THE EXERCISE
Where a line holds "месяцев", copy it.

THE DATA

------------------------------------------------

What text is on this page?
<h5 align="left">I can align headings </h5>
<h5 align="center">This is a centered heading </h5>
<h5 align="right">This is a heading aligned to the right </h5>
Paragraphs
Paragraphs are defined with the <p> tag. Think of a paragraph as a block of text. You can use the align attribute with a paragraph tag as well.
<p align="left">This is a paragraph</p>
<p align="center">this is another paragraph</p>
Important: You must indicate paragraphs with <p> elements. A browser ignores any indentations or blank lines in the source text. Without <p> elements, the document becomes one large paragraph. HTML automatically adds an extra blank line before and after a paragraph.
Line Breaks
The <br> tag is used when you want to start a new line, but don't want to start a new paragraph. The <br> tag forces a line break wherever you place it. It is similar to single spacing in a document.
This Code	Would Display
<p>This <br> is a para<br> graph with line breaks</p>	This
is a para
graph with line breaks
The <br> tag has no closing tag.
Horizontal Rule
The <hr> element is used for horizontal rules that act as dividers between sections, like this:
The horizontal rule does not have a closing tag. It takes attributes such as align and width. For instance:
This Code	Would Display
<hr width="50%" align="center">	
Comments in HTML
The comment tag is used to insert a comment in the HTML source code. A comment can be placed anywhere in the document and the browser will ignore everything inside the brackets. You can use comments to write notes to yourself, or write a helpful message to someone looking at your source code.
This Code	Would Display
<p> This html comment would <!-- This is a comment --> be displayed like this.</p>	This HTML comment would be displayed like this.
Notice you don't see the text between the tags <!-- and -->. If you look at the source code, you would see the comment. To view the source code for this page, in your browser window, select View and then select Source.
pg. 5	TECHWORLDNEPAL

------------------------------------------------

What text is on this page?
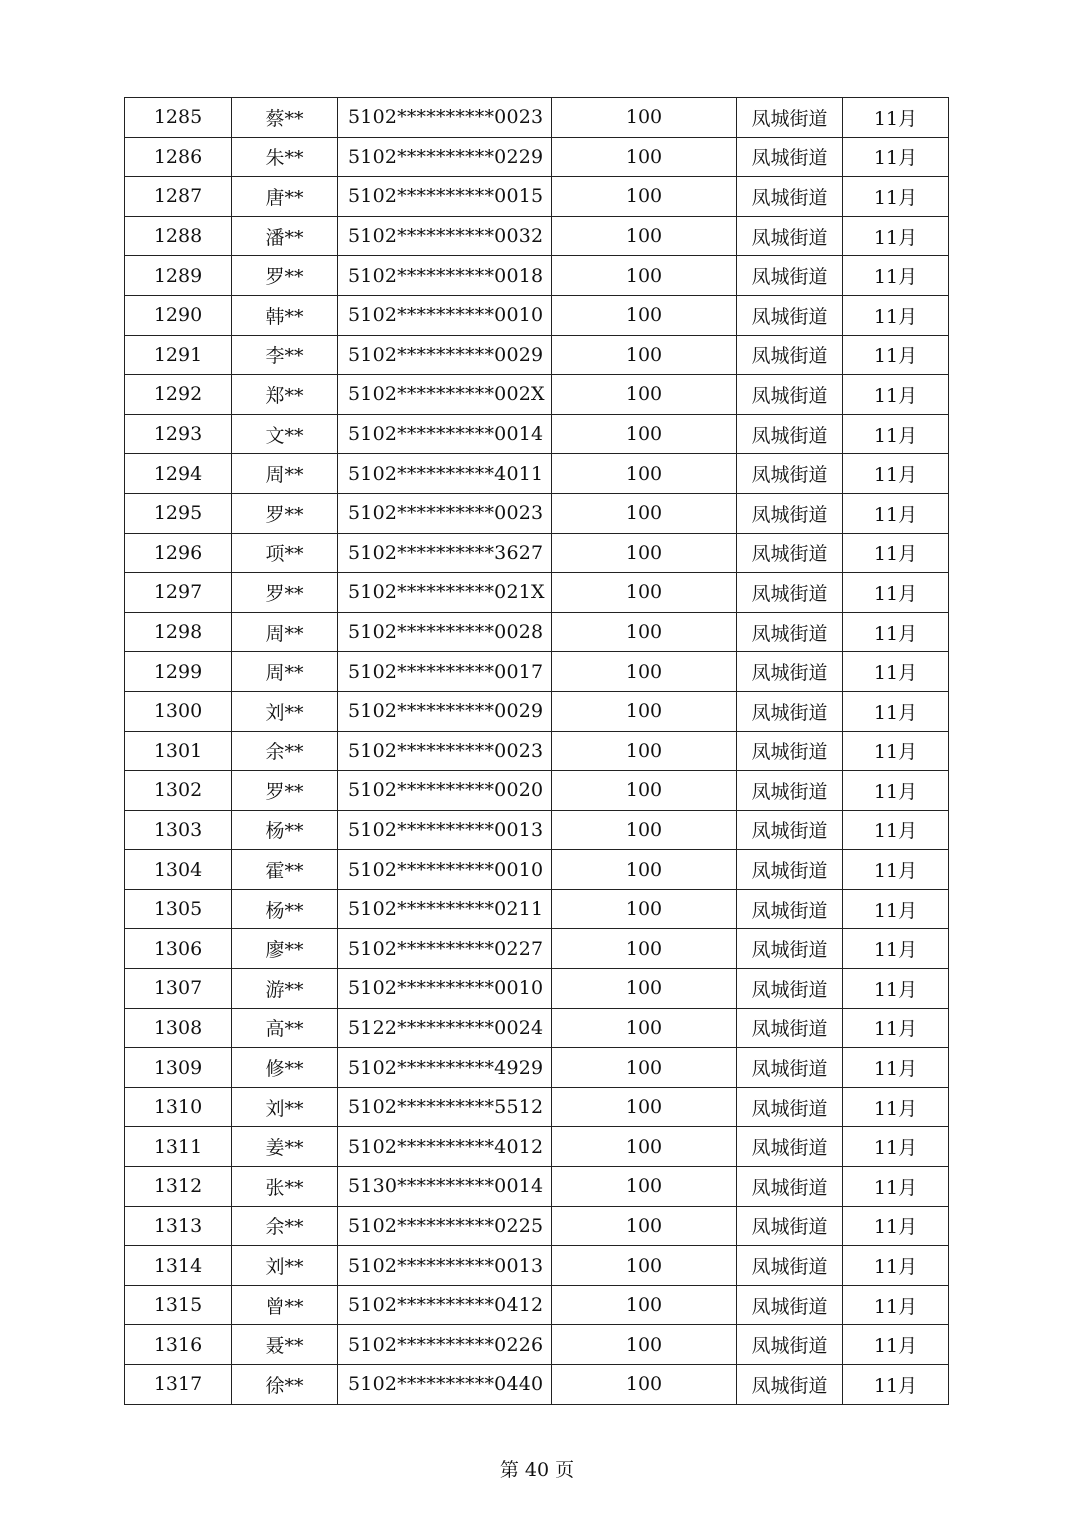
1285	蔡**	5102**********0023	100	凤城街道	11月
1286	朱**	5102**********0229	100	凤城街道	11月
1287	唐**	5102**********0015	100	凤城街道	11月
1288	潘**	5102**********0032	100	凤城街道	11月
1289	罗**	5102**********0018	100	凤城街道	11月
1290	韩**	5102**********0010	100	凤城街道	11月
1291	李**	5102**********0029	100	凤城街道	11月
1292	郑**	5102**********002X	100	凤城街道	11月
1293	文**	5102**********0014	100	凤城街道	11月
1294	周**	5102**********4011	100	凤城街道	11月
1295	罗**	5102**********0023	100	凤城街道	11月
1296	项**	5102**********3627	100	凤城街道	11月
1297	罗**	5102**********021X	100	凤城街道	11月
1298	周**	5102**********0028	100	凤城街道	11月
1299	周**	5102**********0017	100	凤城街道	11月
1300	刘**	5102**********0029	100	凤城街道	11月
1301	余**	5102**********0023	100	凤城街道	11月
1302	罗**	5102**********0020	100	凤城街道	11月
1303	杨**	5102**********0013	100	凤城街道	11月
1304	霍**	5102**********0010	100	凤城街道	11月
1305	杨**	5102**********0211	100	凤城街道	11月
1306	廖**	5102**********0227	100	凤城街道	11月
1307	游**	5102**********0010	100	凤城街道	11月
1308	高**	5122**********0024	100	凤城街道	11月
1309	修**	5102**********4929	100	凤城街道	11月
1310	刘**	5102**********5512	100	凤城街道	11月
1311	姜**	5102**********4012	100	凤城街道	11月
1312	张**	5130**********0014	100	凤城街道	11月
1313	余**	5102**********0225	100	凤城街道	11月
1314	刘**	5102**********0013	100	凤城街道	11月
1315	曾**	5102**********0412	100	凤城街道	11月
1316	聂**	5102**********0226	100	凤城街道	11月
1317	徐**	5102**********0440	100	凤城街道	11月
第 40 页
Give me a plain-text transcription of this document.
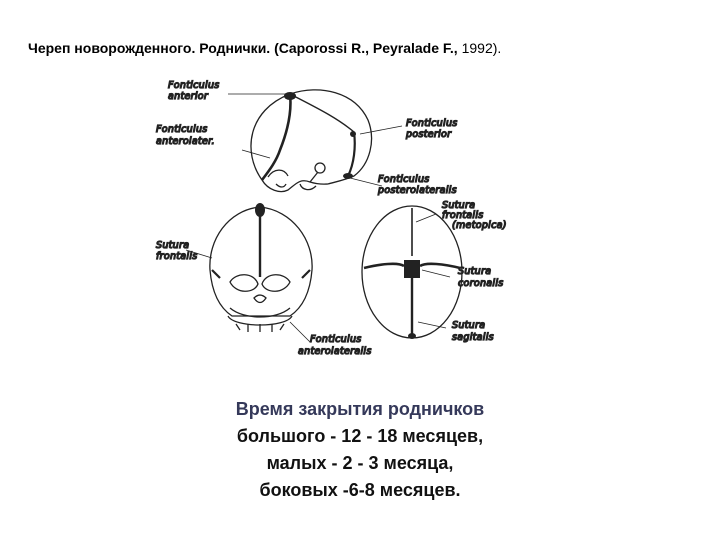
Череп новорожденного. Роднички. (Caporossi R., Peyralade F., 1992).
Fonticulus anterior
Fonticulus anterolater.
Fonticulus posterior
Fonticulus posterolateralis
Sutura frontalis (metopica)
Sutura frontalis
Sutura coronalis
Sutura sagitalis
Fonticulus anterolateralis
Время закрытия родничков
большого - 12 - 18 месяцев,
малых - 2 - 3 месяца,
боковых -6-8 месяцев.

------------------------------------------------

IN RESPONSE
большого - 12 - 18 месяцев,
боковых -6-8 месяцев.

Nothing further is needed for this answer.